SHORT TASK: Write out each line from the data below that includes the word "JSON".

DATA ENTRIES:
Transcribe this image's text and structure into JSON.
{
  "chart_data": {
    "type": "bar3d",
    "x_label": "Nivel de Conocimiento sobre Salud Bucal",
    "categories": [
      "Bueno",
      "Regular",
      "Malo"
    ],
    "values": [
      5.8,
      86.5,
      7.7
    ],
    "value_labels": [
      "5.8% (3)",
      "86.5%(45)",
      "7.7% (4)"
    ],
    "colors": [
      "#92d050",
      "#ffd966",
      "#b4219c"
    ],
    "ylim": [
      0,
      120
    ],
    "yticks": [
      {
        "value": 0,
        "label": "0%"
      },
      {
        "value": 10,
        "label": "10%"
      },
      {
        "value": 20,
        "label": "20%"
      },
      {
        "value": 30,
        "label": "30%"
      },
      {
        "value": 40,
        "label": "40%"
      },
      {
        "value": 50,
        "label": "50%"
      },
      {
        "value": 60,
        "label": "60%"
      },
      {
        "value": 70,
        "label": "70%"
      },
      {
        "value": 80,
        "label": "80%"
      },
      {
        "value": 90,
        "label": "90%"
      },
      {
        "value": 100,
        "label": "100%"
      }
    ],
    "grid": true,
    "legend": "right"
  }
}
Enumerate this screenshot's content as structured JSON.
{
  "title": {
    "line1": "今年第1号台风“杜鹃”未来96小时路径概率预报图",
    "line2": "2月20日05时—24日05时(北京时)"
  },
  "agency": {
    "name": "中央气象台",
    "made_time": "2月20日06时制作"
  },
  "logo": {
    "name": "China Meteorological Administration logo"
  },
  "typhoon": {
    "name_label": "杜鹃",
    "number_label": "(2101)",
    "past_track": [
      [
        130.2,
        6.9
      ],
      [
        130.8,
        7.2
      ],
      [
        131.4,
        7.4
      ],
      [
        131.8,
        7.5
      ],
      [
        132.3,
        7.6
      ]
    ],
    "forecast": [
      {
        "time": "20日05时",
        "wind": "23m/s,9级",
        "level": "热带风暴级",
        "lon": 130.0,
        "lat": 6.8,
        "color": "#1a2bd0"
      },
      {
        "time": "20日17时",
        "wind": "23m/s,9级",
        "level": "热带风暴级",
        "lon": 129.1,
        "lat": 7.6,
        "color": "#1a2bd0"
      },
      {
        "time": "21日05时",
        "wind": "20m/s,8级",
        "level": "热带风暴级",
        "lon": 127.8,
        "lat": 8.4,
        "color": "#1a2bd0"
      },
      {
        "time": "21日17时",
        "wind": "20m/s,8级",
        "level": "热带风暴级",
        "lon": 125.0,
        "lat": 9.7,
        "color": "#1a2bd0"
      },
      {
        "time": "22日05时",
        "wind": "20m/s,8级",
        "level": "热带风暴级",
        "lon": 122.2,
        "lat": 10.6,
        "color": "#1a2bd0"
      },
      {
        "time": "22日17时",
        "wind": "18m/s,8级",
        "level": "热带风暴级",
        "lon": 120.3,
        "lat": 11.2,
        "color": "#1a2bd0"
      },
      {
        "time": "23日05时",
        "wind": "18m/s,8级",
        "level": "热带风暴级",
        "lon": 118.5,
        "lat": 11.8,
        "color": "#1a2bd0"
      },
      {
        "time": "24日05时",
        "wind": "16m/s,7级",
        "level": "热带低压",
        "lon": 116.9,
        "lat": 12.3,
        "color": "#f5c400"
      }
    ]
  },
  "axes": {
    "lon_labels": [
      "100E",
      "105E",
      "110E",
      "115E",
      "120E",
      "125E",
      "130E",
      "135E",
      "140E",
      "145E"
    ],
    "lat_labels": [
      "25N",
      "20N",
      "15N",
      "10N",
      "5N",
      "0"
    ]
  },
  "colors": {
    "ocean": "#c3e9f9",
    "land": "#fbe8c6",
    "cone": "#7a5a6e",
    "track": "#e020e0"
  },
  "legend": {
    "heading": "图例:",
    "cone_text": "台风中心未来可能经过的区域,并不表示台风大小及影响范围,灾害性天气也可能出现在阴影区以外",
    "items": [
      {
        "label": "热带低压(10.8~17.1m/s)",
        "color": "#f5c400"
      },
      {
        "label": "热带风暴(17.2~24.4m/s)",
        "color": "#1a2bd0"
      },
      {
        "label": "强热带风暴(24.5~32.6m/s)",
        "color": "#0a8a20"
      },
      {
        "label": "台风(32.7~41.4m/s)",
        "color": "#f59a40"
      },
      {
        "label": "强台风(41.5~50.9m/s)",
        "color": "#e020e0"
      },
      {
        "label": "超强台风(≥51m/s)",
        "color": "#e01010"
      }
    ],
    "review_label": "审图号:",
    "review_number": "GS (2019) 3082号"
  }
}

EXERCISE ANSWER:
Transcribe this image's text and structure into JSON.
Enumerate this screenshot's content as structured JSON.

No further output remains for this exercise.